• What you should do
Each entry below is to be extracted exactly.

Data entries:
┄┄┄┄┄┄┄┄┄┄┄┄┄┄┄┄┄┄┄┄

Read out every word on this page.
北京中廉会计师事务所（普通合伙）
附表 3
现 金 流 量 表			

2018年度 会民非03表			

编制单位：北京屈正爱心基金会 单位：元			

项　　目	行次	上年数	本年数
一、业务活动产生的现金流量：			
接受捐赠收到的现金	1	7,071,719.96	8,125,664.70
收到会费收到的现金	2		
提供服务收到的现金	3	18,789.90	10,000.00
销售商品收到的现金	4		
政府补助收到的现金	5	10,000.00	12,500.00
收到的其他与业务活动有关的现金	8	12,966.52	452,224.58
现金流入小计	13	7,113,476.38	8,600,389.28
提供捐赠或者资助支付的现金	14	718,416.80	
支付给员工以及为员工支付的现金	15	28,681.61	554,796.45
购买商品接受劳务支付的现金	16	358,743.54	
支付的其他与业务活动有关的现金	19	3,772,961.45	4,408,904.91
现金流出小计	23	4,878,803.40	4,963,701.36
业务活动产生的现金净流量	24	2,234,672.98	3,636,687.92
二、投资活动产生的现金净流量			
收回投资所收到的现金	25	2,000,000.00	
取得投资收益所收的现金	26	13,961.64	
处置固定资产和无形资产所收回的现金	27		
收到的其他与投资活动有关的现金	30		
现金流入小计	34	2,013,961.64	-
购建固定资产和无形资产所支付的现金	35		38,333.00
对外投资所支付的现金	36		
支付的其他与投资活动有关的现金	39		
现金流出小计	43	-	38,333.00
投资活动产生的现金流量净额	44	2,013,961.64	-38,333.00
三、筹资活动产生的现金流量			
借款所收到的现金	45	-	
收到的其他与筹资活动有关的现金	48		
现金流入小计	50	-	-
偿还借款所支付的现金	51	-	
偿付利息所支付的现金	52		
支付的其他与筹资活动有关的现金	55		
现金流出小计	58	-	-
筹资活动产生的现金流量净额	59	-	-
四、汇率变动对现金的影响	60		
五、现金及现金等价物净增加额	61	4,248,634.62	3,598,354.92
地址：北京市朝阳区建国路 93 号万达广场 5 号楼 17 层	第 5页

┄┄┄┄┄┄┄┄┄┄┄┄┄┄┄┄┄┄┄┄

• Response to this task
Read out every word on this page.
北京中廉会计师事务所（普通合伙）
附表 3
现 金 流 量 表			

2018年度 会民非03表			

编制单位：北京屈正爱心基金会 单位：元			

项　　目	行次	上年数	本年数
一、业务活动产生的现金流量：			
接受捐赠收到的现金	1	7,071,719.96	8,125,664.70
收到会费收到的现金	2		
提供服务收到的现金	3	18,789.90	10,000.00
销售商品收到的现金	4		
政府补助收到的现金	5	10,000.00	12,500.00
收到的其他与业务活动有关的现金	8	12,966.52	452,224.58
现金流入小计	13	7,113,476.38	8,600,389.28
提供捐赠或者资助支付的现金	14	718,416.80	
支付给员工以及为员工支付的现金	15	28,681.61	554,796.45
购买商品接受劳务支付的现金	16	358,743.54	
支付的其他与业务活动有关的现金	19	3,772,961.45	4,408,904.91
现金流出小计	23	4,878,803.40	4,963,701.36
业务活动产生的现金净流量	24	2,234,672.98	3,636,687.92
二、投资活动产生的现金净流量			
收回投资所收到的现金	25	2,000,000.00	
取得投资收益所收的现金	26	13,961.64	
处置固定资产和无形资产所收回的现金	27		
收到的其他与投资活动有关的现金	30		
现金流入小计	34	2,013,961.64	-
购建固定资产和无形资产所支付的现金	35		38,333.00
对外投资所支付的现金	36		
支付的其他与投资活动有关的现金	39		
现金流出小计	43	-	38,333.00
投资活动产生的现金流量净额	44	2,013,961.64	-38,333.00
三、筹资活动产生的现金流量			
借款所收到的现金	45	-	
收到的其他与筹资活动有关的现金	48		
现金流入小计	50	-	-
偿还借款所支付的现金	51	-	
偿付利息所支付的现金	52		
支付的其他与筹资活动有关的现金	55		
现金流出小计	58	-	-
筹资活动产生的现金流量净额	59	-	-
四、汇率变动对现金的影响	60		
五、现金及现金等价物净增加额	61	4,248,634.62	3,598,354.92
地址：北京市朝阳区建国路 93 号万达广场 5 号楼 17 层	第 5页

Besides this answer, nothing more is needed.